What needs to be done - Will you transcribe the entries that follow, exactly and in full?

Dataset items:
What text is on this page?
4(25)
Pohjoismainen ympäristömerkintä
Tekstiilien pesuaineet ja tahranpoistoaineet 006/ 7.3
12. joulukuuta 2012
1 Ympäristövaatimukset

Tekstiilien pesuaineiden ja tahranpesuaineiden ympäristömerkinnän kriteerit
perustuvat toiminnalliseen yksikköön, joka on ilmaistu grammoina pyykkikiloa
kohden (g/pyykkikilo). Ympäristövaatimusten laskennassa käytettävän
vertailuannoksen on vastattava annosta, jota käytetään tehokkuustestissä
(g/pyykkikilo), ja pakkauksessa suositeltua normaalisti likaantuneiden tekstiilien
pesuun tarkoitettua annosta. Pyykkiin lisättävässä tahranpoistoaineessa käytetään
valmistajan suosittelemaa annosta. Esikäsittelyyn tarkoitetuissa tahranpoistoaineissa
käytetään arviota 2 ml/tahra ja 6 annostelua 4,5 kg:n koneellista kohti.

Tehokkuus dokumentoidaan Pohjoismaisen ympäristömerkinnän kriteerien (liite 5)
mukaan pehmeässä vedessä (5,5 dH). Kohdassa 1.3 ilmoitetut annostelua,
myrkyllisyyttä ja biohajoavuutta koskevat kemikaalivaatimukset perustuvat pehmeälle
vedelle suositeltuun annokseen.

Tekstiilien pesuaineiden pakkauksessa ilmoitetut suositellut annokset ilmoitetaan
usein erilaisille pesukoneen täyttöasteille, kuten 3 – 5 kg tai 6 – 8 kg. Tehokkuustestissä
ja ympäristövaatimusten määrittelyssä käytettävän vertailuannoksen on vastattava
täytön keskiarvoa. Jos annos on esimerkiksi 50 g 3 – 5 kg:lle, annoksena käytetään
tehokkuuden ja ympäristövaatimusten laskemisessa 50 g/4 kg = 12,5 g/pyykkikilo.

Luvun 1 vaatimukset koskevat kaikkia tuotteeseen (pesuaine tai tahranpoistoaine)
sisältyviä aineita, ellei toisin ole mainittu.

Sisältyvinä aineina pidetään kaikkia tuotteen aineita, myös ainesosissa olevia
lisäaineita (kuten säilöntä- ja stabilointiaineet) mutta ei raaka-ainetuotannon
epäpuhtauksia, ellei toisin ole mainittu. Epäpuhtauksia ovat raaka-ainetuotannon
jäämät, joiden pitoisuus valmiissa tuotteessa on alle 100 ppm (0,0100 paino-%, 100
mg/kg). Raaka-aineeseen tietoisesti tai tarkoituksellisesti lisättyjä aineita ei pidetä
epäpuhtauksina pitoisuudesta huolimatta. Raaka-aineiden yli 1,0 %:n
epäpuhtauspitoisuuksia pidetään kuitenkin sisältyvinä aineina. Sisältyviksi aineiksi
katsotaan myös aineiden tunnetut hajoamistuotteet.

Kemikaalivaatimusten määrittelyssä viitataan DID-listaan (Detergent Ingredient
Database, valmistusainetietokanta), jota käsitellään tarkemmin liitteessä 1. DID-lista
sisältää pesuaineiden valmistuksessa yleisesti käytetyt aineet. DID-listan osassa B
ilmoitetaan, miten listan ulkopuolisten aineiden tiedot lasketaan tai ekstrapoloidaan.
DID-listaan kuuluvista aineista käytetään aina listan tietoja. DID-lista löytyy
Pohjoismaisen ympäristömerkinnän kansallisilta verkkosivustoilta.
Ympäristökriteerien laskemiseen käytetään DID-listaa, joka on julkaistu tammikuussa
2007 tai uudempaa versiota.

Response -
What text is on this page?
4(25)
Pohjoismainen ympäristömerkintä
Tekstiilien pesuaineet ja tahranpoistoaineet 006/ 7.3
12. joulukuuta 2012
1 Ympäristövaatimukset

Tekstiilien pesuaineiden ja tahranpesuaineiden ympäristömerkinnän kriteerit
perustuvat toiminnalliseen yksikköön, joka on ilmaistu grammoina pyykkikiloa
kohden (g/pyykkikilo). Ympäristövaatimusten laskennassa käytettävän
vertailuannoksen on vastattava annosta, jota käytetään tehokkuustestissä
(g/pyykkikilo), ja pakkauksessa suositeltua normaalisti likaantuneiden tekstiilien
pesuun tarkoitettua annosta. Pyykkiin lisättävässä tahranpoistoaineessa käytetään
valmistajan suosittelemaa annosta. Esikäsittelyyn tarkoitetuissa tahranpoistoaineissa
käytetään arviota 2 ml/tahra ja 6 annostelua 4,5 kg:n koneellista kohti.

Tehokkuus dokumentoidaan Pohjoismaisen ympäristömerkinnän kriteerien (liite 5)
mukaan pehmeässä vedessä (5,5 dH). Kohdassa 1.3 ilmoitetut annostelua,
myrkyllisyyttä ja biohajoavuutta koskevat kemikaalivaatimukset perustuvat pehmeälle
vedelle suositeltuun annokseen.

Tekstiilien pesuaineiden pakkauksessa ilmoitetut suositellut annokset ilmoitetaan
usein erilaisille pesukoneen täyttöasteille, kuten 3 – 5 kg tai 6 – 8 kg. Tehokkuustestissä
ja ympäristövaatimusten määrittelyssä käytettävän vertailuannoksen on vastattava
täytön keskiarvoa. Jos annos on esimerkiksi 50 g 3 – 5 kg:lle, annoksena käytetään
tehokkuuden ja ympäristövaatimusten laskemisessa 50 g/4 kg = 12,5 g/pyykkikilo.

Luvun 1 vaatimukset koskevat kaikkia tuotteeseen (pesuaine tai tahranpoistoaine)
sisältyviä aineita, ellei toisin ole mainittu.

Sisältyvinä aineina pidetään kaikkia tuotteen aineita, myös ainesosissa olevia
lisäaineita (kuten säilöntä- ja stabilointiaineet) mutta ei raaka-ainetuotannon
epäpuhtauksia, ellei toisin ole mainittu. Epäpuhtauksia ovat raaka-ainetuotannon
jäämät, joiden pitoisuus valmiissa tuotteessa on alle 100 ppm (0,0100 paino-%, 100
mg/kg). Raaka-aineeseen tietoisesti tai tarkoituksellisesti lisättyjä aineita ei pidetä
epäpuhtauksina pitoisuudesta huolimatta. Raaka-aineiden yli 1,0 %:n
epäpuhtauspitoisuuksia pidetään kuitenkin sisältyvinä aineina. Sisältyviksi aineiksi
katsotaan myös aineiden tunnetut hajoamistuotteet.

Kemikaalivaatimusten määrittelyssä viitataan DID-listaan (Detergent Ingredient
Database, valmistusainetietokanta), jota käsitellään tarkemmin liitteessä 1. DID-lista
sisältää pesuaineiden valmistuksessa yleisesti käytetyt aineet. DID-listan osassa B
ilmoitetaan, miten listan ulkopuolisten aineiden tiedot lasketaan tai ekstrapoloidaan.
DID-listaan kuuluvista aineista käytetään aina listan tietoja. DID-lista löytyy
Pohjoismaisen ympäristömerkinnän kansallisilta verkkosivustoilta.
Ympäristökriteerien laskemiseen käytetään DID-listaa, joka on julkaistu tammikuussa
2007 tai uudempaa versiota.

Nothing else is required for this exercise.